++++ PROVIDED DATA
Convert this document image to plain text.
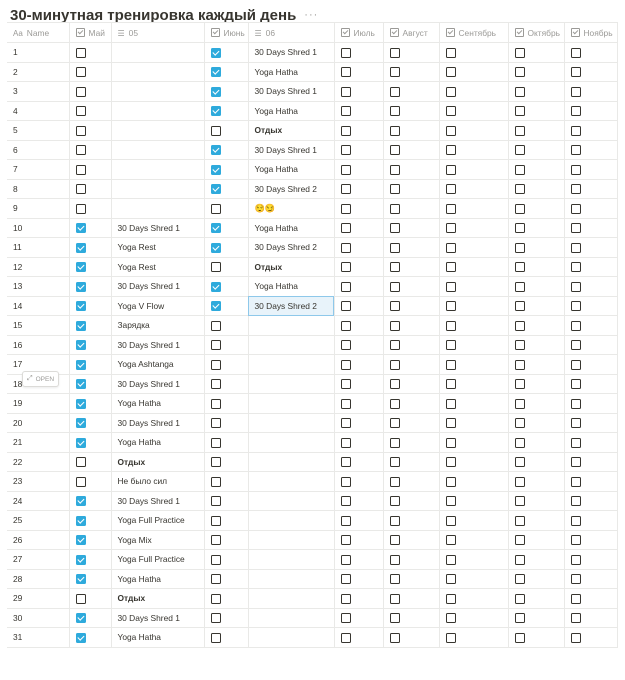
30-минутная тренировка каждый день ···
Aa Name	Май	☰ 05	Июнь	☰ 06	Июль	Август	Сентябрь	Октябрь	Ноябрь
1				30 Days Shred 1					
2				Yoga Hatha					
3				30 Days Shred 1					
4				Yoga Hatha					
5				Отдых					
6				30 Days Shred 1					
7				Yoga Hatha					
8				30 Days Shred 2					
9				😌😏					
10		30 Days Shred 1		Yoga Hatha					
11		Yoga Rest		30 Days Shred 2					
12		Yoga Rest		Отдых					
13		30 Days Shred 1		Yoga Hatha					
14		Yoga V Flow		30 Days Shred 2					
15		Зарядка							
16		30 Days Shred 1							
17		Yoga Ashtanga							
18		30 Days Shred 1							
19		Yoga Hatha							
20		30 Days Shred 1							
21		Yoga Hatha							
22		Отдых							
23		Не было сил							
24		30 Days Shred 1							
25		Yoga Full Practice							
26		Yoga Mix							
27		Yoga Full Practice							
28		Yoga Hatha							
29		Отдых							
30		30 Days Shred 1							
31		Yoga Hatha							
⤢ OPEN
++++++++
Go through the listing above and quote it exactly, apart from its images.

Convert this document image to plain text.
30-минутная тренировка каждый день ···
Aa Name	Май	☰ 05	Июнь	☰ 06	Июль	Август	Сентябрь	Октябрь	Ноябрь
1				30 Days Shred 1					
2				Yoga Hatha					
3				30 Days Shred 1					
4				Yoga Hatha					
5				Отдых					
6				30 Days Shred 1					
7				Yoga Hatha					
8				30 Days Shred 2					
9				😌😏					
10		30 Days Shred 1		Yoga Hatha					
11		Yoga Rest		30 Days Shred 2					
12		Yoga Rest		Отдых					
13		30 Days Shred 1		Yoga Hatha					
14		Yoga V Flow		30 Days Shred 2					
15		Зарядка							
16		30 Days Shred 1							
17		Yoga Ashtanga							
18		30 Days Shred 1							
19		Yoga Hatha							
20		30 Days Shred 1							
21		Yoga Hatha							
22		Отдых							
23		Не было сил							
24		30 Days Shred 1							
25		Yoga Full Practice							
26		Yoga Mix							
27		Yoga Full Practice							
28		Yoga Hatha							
29		Отдых							
30		30 Days Shred 1							
31		Yoga Hatha							
⤢ OPEN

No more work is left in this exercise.